Exercise task. All of the data that follows should be retyped exactly, please, except the pictures.

* * * *

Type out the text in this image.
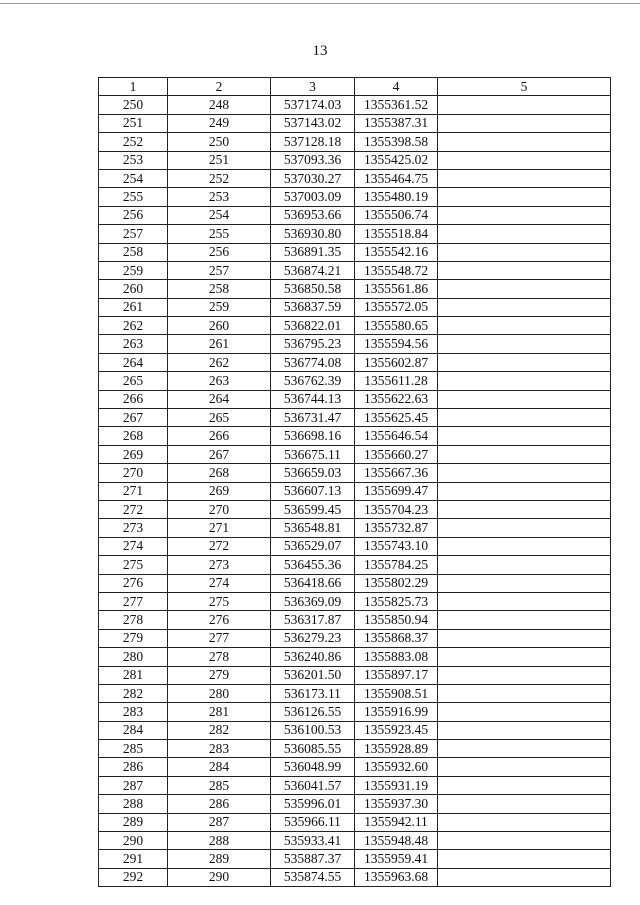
13
1	2	3	4	5
250	248	537174.03	1355361.52	
251	249	537143.02	1355387.31	
252	250	537128.18	1355398.58	
253	251	537093.36	1355425.02	
254	252	537030.27	1355464.75	
255	253	537003.09	1355480.19	
256	254	536953.66	1355506.74	
257	255	536930.80	1355518.84	
258	256	536891.35	1355542.16	
259	257	536874.21	1355548.72	
260	258	536850.58	1355561.86	
261	259	536837.59	1355572.05	
262	260	536822.01	1355580.65	
263	261	536795.23	1355594.56	
264	262	536774.08	1355602.87	
265	263	536762.39	1355611.28	
266	264	536744.13	1355622.63	
267	265	536731.47	1355625.45	
268	266	536698.16	1355646.54	
269	267	536675.11	1355660.27	
270	268	536659.03	1355667.36	
271	269	536607.13	1355699.47	
272	270	536599.45	1355704.23	
273	271	536548.81	1355732.87	
274	272	536529.07	1355743.10	
275	273	536455.36	1355784.25	
276	274	536418.66	1355802.29	
277	275	536369.09	1355825.73	
278	276	536317.87	1355850.94	
279	277	536279.23	1355868.37	
280	278	536240.86	1355883.08	
281	279	536201.50	1355897.17	
282	280	536173.11	1355908.51	
283	281	536126.55	1355916.99	
284	282	536100.53	1355923.45	
285	283	536085.55	1355928.89	
286	284	536048.99	1355932.60	
287	285	536041.57	1355931.19	
288	286	535996.01	1355937.30	
289	287	535966.11	1355942.11	
290	288	535933.41	1355948.48	
291	289	535887.37	1355959.41	
292	290	535874.55	1355963.68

* * * *

The output.
Type out the text in this image.
13
1	2	3	4	5
250	248	537174.03	1355361.52	
251	249	537143.02	1355387.31	
252	250	537128.18	1355398.58	
253	251	537093.36	1355425.02	
254	252	537030.27	1355464.75	
255	253	537003.09	1355480.19	
256	254	536953.66	1355506.74	
257	255	536930.80	1355518.84	
258	256	536891.35	1355542.16	
259	257	536874.21	1355548.72	
260	258	536850.58	1355561.86	
261	259	536837.59	1355572.05	
262	260	536822.01	1355580.65	
263	261	536795.23	1355594.56	
264	262	536774.08	1355602.87	
265	263	536762.39	1355611.28	
266	264	536744.13	1355622.63	
267	265	536731.47	1355625.45	
268	266	536698.16	1355646.54	
269	267	536675.11	1355660.27	
270	268	536659.03	1355667.36	
271	269	536607.13	1355699.47	
272	270	536599.45	1355704.23	
273	271	536548.81	1355732.87	
274	272	536529.07	1355743.10	
275	273	536455.36	1355784.25	
276	274	536418.66	1355802.29	
277	275	536369.09	1355825.73	
278	276	536317.87	1355850.94	
279	277	536279.23	1355868.37	
280	278	536240.86	1355883.08	
281	279	536201.50	1355897.17	
282	280	536173.11	1355908.51	
283	281	536126.55	1355916.99	
284	282	536100.53	1355923.45	
285	283	536085.55	1355928.89	
286	284	536048.99	1355932.60	
287	285	536041.57	1355931.19	
288	286	535996.01	1355937.30	
289	287	535966.11	1355942.11	
290	288	535933.41	1355948.48	
291	289	535887.37	1355959.41	
292	290	535874.55	1355963.68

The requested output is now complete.